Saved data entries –
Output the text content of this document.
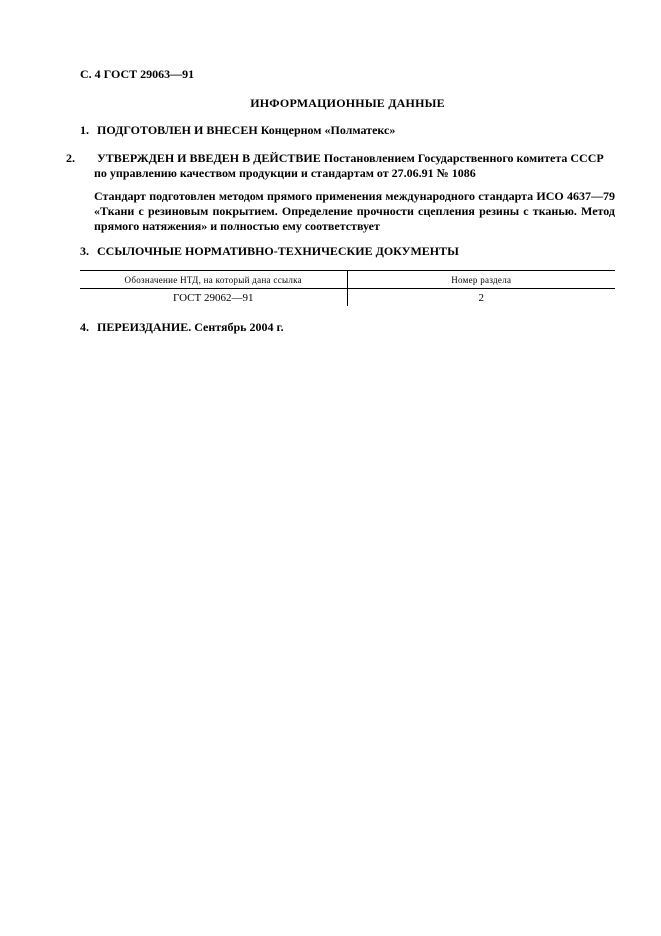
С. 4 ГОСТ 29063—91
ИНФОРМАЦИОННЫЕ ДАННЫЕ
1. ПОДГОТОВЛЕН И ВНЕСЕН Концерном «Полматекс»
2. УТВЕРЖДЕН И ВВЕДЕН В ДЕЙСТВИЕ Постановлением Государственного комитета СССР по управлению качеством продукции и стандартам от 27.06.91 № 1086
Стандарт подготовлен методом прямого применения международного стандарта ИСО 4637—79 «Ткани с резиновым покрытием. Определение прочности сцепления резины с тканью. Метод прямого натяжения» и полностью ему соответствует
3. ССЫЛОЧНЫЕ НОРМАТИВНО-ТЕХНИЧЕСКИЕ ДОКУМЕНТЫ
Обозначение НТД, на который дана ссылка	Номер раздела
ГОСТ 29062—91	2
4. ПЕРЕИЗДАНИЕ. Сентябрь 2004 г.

What is asked – Transcribe the records verbatim and omit the images.

Exercise result –
Output the text content of this document.
С. 4 ГОСТ 29063—91
ИНФОРМАЦИОННЫЕ ДАННЫЕ
1. ПОДГОТОВЛЕН И ВНЕСЕН Концерном «Полматекс»
2. УТВЕРЖДЕН И ВВЕДЕН В ДЕЙСТВИЕ Постановлением Государственного комитета СССР по управлению качеством продукции и стандартам от 27.06.91 № 1086
Стандарт подготовлен методом прямого применения международного стандарта ИСО 4637—79 «Ткани с резиновым покрытием. Определение прочности сцепления резины с тканью. Метод прямого натяжения» и полностью ему соответствует
3. ССЫЛОЧНЫЕ НОРМАТИВНО-ТЕХНИЧЕСКИЕ ДОКУМЕНТЫ
Обозначение НТД, на который дана ссылка	Номер раздела
ГОСТ 29062—91	2
4. ПЕРЕИЗДАНИЕ. Сентябрь 2004 г.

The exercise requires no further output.